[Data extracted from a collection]
/---

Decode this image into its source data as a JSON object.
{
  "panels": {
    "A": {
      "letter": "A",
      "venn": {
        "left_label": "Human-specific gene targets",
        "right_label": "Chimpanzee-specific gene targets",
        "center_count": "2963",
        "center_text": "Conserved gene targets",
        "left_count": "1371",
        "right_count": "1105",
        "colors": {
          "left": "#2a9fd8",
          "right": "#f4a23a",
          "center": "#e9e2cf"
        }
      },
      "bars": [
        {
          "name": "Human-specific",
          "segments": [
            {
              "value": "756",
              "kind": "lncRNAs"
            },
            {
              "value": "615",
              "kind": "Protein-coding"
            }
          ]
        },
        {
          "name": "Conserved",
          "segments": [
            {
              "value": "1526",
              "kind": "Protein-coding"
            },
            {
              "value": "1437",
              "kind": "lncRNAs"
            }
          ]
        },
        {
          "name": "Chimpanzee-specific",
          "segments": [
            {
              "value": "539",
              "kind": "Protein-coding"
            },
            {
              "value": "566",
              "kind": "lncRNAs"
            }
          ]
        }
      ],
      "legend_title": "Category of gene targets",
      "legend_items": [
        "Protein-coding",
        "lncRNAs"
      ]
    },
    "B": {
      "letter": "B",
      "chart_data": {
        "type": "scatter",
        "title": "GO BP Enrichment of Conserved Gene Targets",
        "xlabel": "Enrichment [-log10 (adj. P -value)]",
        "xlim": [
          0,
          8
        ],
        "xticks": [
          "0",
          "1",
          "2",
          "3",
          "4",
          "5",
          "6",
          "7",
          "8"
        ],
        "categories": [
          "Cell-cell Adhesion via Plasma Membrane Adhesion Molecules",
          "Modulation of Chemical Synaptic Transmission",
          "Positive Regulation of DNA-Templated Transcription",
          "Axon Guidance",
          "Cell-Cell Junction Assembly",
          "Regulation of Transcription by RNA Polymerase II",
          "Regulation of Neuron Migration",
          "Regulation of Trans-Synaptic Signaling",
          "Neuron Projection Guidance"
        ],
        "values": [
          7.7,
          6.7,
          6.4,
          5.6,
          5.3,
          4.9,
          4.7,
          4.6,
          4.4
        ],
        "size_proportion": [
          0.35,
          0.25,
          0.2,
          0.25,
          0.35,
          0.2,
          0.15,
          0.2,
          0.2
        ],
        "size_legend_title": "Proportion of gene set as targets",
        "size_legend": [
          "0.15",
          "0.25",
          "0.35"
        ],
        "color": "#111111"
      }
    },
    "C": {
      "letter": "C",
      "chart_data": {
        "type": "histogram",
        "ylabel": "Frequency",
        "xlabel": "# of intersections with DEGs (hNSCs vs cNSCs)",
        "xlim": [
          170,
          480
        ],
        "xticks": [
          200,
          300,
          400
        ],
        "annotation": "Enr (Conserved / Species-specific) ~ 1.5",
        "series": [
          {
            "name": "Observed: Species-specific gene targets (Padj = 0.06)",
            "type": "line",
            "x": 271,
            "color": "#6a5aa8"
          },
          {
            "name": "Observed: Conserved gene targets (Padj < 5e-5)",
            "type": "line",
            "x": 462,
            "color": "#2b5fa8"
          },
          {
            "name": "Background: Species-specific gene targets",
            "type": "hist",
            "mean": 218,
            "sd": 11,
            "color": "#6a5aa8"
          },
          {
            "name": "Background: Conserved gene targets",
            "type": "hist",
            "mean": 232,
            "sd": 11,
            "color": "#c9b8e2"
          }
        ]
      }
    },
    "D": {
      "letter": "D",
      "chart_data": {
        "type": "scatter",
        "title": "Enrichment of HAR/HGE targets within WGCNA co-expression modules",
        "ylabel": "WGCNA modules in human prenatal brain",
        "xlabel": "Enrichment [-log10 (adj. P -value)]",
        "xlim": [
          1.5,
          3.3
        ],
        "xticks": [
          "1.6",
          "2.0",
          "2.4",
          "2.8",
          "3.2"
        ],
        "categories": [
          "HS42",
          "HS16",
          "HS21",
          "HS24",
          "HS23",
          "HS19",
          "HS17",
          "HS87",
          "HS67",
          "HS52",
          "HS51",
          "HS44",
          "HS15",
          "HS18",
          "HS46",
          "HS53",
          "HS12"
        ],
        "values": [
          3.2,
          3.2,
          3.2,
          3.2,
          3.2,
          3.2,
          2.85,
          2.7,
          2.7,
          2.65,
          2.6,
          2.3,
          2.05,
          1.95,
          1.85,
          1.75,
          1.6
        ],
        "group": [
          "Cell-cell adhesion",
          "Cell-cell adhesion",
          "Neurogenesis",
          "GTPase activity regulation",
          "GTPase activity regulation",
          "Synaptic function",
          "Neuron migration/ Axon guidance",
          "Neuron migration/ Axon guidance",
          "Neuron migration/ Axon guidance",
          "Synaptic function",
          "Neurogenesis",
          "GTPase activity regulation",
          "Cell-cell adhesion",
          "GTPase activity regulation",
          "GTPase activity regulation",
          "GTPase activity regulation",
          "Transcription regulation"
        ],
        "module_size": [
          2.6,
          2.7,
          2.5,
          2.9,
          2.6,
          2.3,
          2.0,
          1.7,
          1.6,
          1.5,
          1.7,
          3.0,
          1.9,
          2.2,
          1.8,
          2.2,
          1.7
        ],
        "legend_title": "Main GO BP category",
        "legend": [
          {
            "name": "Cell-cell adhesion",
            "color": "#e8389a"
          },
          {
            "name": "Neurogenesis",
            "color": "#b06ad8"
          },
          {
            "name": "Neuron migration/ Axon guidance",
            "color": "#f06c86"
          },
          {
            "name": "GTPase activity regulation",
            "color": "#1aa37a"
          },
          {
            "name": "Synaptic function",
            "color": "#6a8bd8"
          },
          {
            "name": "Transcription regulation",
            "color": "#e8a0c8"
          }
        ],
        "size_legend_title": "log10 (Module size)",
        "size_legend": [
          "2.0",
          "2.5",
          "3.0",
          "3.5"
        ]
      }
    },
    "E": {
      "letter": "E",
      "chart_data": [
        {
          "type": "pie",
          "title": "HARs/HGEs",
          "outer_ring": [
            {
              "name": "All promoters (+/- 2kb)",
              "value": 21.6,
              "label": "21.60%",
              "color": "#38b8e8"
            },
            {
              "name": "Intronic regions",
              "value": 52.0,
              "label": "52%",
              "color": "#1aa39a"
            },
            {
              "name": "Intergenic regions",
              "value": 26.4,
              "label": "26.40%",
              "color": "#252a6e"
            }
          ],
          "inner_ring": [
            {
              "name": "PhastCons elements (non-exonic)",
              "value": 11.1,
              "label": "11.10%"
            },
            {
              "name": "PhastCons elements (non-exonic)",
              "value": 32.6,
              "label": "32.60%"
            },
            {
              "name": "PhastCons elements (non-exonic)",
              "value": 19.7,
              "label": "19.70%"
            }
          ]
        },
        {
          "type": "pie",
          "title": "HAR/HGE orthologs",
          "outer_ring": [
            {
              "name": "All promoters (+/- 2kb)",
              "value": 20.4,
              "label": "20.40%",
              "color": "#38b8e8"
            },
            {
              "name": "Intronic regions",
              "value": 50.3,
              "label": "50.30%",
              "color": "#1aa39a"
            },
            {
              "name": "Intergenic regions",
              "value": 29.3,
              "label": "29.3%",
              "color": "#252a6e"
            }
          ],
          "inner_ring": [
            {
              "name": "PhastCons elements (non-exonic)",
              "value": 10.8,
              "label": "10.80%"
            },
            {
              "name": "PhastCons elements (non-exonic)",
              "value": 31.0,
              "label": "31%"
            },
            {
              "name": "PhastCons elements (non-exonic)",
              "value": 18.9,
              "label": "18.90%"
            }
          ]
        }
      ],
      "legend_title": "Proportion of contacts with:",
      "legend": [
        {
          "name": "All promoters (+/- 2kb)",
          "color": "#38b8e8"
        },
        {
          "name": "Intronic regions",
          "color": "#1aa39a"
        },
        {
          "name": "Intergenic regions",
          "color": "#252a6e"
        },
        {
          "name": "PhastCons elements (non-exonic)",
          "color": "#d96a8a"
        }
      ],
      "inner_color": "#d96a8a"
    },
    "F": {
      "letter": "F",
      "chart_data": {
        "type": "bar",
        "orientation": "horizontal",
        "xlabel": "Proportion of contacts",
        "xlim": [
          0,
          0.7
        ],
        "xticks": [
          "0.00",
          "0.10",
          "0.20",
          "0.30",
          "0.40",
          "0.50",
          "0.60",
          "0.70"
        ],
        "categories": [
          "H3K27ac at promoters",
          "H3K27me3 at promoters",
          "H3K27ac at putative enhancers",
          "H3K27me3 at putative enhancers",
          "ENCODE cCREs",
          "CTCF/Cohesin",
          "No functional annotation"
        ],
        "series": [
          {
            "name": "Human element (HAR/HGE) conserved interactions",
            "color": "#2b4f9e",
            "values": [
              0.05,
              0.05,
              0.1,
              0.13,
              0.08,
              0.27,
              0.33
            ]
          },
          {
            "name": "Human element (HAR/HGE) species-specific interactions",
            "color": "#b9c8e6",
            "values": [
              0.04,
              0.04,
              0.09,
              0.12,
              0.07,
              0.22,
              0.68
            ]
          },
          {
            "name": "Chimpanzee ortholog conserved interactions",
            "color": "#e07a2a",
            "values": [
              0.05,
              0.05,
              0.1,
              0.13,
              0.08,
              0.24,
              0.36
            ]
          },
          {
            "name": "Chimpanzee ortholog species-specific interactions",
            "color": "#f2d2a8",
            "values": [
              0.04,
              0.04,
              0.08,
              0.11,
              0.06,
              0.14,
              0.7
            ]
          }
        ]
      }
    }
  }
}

\---

THE TASK:
I need each line of the entries that holds the string "Padj" located and copied.

RESPONSE TO THIS TASK:
            "name": "Observed: Species-specific gene targets (Padj = 0.06)",
            "name": "Observed: Conserved gene targets (Padj < 5e-5)",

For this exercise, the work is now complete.